* [What the task asks] Look for the word "Distributions" in the entries below, then copy every line that has it.

* [Records from a data source]
---------------

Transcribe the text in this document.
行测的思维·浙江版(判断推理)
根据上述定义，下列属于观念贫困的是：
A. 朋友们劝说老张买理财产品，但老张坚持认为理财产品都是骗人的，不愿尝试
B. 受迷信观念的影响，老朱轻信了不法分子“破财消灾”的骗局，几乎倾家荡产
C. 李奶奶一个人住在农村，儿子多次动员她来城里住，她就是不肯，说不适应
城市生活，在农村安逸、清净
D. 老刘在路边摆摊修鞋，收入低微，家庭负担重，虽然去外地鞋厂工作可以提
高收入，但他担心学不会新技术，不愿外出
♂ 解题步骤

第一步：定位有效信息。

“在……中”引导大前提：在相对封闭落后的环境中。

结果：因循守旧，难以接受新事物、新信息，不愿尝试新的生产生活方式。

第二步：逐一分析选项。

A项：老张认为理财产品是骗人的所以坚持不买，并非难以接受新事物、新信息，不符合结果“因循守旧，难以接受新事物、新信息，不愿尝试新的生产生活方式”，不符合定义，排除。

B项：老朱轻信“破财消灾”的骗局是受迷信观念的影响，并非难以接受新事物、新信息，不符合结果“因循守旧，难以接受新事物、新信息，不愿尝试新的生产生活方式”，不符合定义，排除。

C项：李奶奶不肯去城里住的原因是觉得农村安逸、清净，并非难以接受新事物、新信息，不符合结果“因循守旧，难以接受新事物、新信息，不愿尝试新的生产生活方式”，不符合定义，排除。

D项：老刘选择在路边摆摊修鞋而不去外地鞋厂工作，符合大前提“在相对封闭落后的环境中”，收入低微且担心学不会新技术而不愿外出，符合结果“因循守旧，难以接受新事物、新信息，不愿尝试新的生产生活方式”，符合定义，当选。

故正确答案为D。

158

---------------

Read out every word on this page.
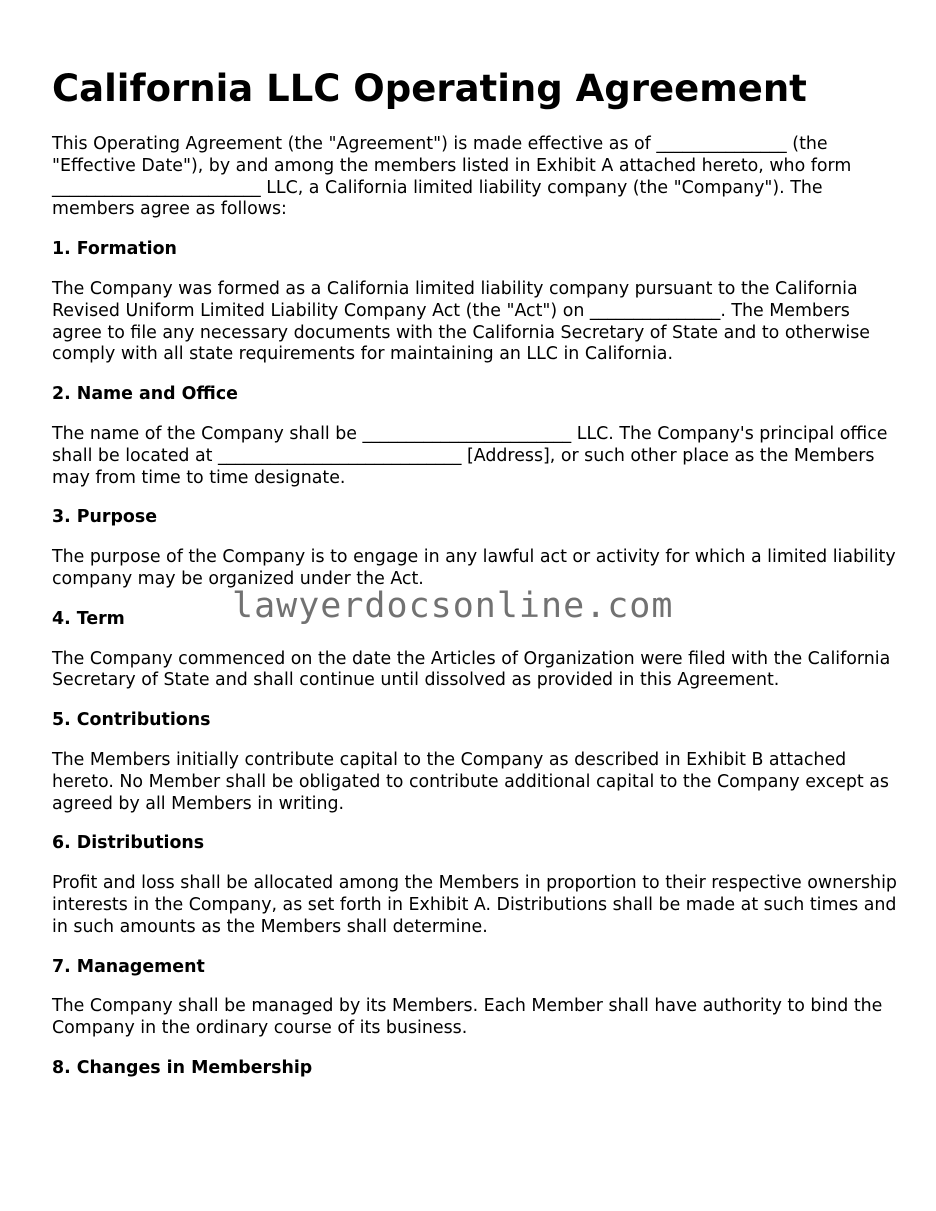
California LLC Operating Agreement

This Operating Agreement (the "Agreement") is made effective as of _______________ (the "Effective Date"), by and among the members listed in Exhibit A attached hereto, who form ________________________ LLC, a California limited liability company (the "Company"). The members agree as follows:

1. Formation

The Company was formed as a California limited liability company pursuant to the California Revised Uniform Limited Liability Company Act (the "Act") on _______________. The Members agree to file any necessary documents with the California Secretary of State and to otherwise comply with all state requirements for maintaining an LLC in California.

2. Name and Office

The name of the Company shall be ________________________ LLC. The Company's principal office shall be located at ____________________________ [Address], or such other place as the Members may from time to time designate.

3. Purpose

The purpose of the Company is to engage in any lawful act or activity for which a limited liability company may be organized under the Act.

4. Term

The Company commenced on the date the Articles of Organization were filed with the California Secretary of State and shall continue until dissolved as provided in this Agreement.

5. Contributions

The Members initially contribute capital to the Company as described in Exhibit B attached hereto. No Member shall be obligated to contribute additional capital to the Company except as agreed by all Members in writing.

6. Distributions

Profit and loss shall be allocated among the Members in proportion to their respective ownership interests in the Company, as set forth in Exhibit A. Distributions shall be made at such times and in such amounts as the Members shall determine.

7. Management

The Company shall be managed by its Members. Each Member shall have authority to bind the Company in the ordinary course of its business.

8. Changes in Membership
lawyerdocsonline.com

---------------

* [Final result]
6. Distributions
Profit and loss shall be allocated among the Members in proportion to their respective ownership interests in the Company, as set forth in Exhibit A. Distributions shall be made at such times and in such amounts as the Members shall determine.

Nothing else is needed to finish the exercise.